> Exercise: Quote all of the data exactly as given. Skip every picture it contains.

> Record set:
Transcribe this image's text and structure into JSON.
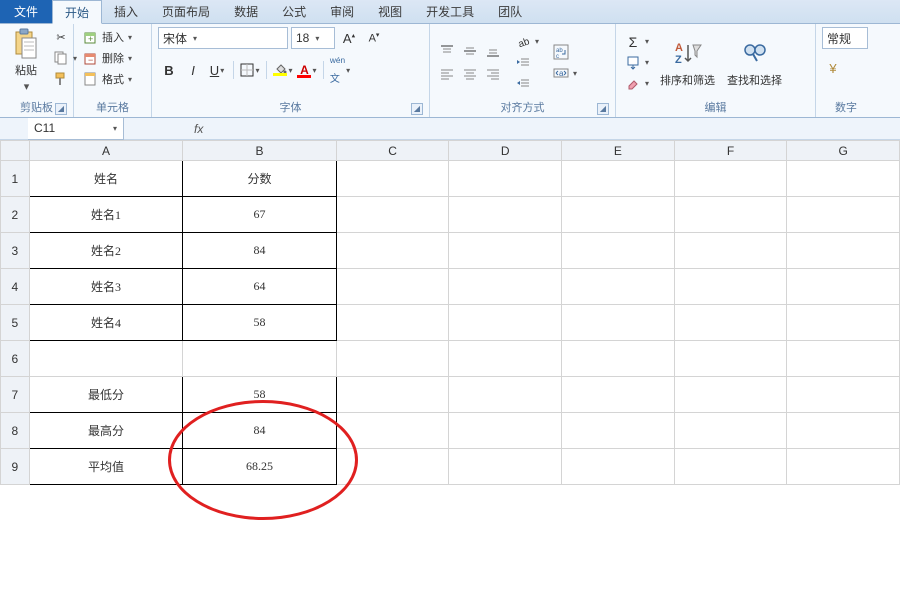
{
  "tabs": {
    "file": "文件",
    "items": [
      "开始",
      "插入",
      "页面布局",
      "数据",
      "公式",
      "审阅",
      "视图",
      "开发工具",
      "团队"
    ],
    "active": 0
  },
  "ribbon": {
    "clipboard": {
      "label": "剪贴板",
      "paste": "粘贴"
    },
    "cells": {
      "label": "单元格",
      "insert": "插入",
      "delete": "删除",
      "format": "格式"
    },
    "font": {
      "label": "字体",
      "name": "宋体",
      "size": "18",
      "bold": "B",
      "italic": "I",
      "underline": "U"
    },
    "align": {
      "label": "对齐方式"
    },
    "editing": {
      "label": "编辑",
      "sort": "排序和筛选",
      "find": "查找和选择"
    },
    "number": {
      "label": "数字",
      "general": "常规"
    }
  },
  "namebox": "C11",
  "formula": "",
  "columns": [
    "A",
    "B",
    "C",
    "D",
    "E",
    "F",
    "G"
  ],
  "rows": [
    1,
    2,
    3,
    4,
    5,
    6,
    7,
    8,
    9
  ],
  "cells": {
    "A1": "姓名",
    "B1": "分数",
    "A2": "姓名1",
    "B2": "67",
    "A3": "姓名2",
    "B3": "84",
    "A4": "姓名3",
    "B4": "64",
    "A5": "姓名4",
    "B5": "58",
    "A7": "最低分",
    "B7": "58",
    "A8": "最高分",
    "B8": "84",
    "A9": "平均值",
    "B9": "68.25"
  },
  "chart_data": {
    "type": "table",
    "title": "",
    "series": [
      {
        "name": "姓名1",
        "values": [
          67
        ]
      },
      {
        "name": "姓名2",
        "values": [
          84
        ]
      },
      {
        "name": "姓名3",
        "values": [
          64
        ]
      },
      {
        "name": "姓名4",
        "values": [
          58
        ]
      }
    ],
    "summary": {
      "最低分": 58,
      "最高分": 84,
      "平均值": 68.25
    }
  }
}
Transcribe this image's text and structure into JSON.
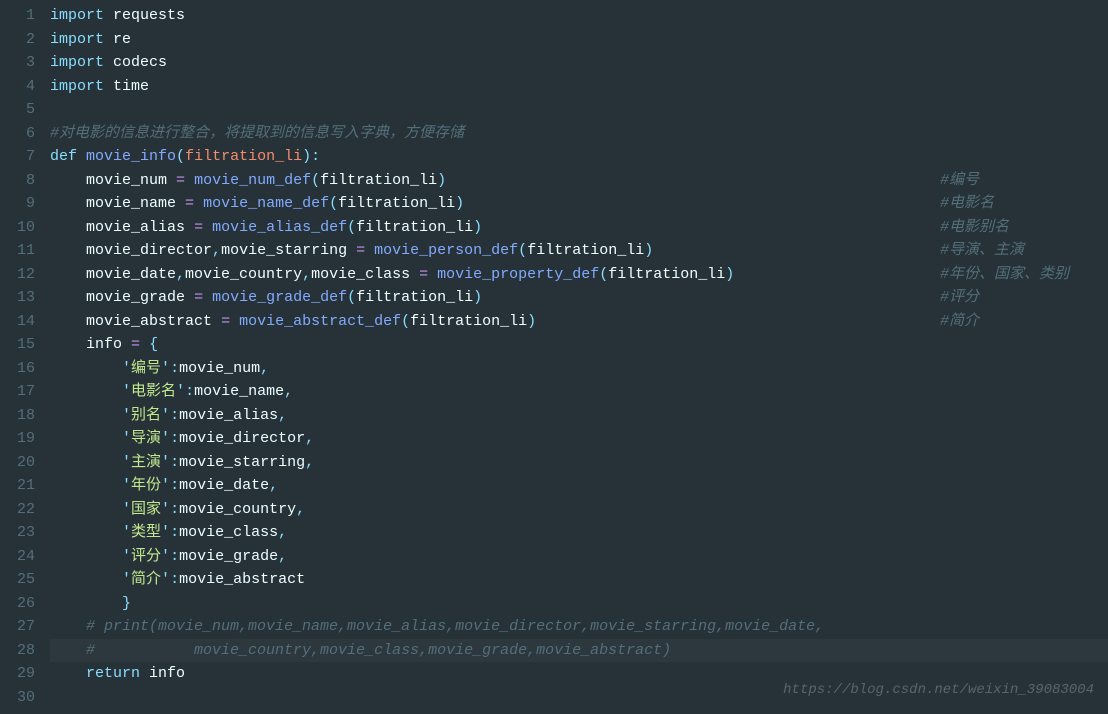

> Completed exercise:
Transcribe this image's text and structure into JSON.
{
  "tabs": {
    "file": "文件",
    "items": [
      "开始",
      "插入",
      "页面布局",
      "数据",
      "公式",
      "审阅",
      "视图",
      "开发工具",
      "团队"
    ],
    "active": 0
  },
  "ribbon": {
    "clipboard": {
      "label": "剪贴板",
      "paste": "粘贴"
    },
    "cells": {
      "label": "单元格",
      "insert": "插入",
      "delete": "删除",
      "format": "格式"
    },
    "font": {
      "label": "字体",
      "name": "宋体",
      "size": "18",
      "bold": "B",
      "italic": "I",
      "underline": "U"
    },
    "align": {
      "label": "对齐方式"
    },
    "editing": {
      "label": "编辑",
      "sort": "排序和筛选",
      "find": "查找和选择"
    },
    "number": {
      "label": "数字",
      "general": "常规"
    }
  },
  "namebox": "C11",
  "formula": "",
  "columns": [
    "A",
    "B",
    "C",
    "D",
    "E",
    "F",
    "G"
  ],
  "rows": [
    1,
    2,
    3,
    4,
    5,
    6,
    7,
    8,
    9
  ],
  "cells": {
    "A1": "姓名",
    "B1": "分数",
    "A2": "姓名1",
    "B2": "67",
    "A3": "姓名2",
    "B3": "84",
    "A4": "姓名3",
    "B4": "64",
    "A5": "姓名4",
    "B5": "58",
    "A7": "最低分",
    "B7": "58",
    "A8": "最高分",
    "B8": "84",
    "A9": "平均值",
    "B9": "68.25"
  },
  "chart_data": {
    "type": "table",
    "title": "",
    "series": [
      {
        "name": "姓名1",
        "values": [
          67
        ]
      },
      {
        "name": "姓名2",
        "values": [
          84
        ]
      },
      {
        "name": "姓名3",
        "values": [
          64
        ]
      },
      {
        "name": "姓名4",
        "values": [
          58
        ]
      }
    ],
    "summary": {
      "最低分": 58,
      "最高分": 84,
      "平均值": 68.25
    }
  }
}
Transcribe this image's text and structure into JSON.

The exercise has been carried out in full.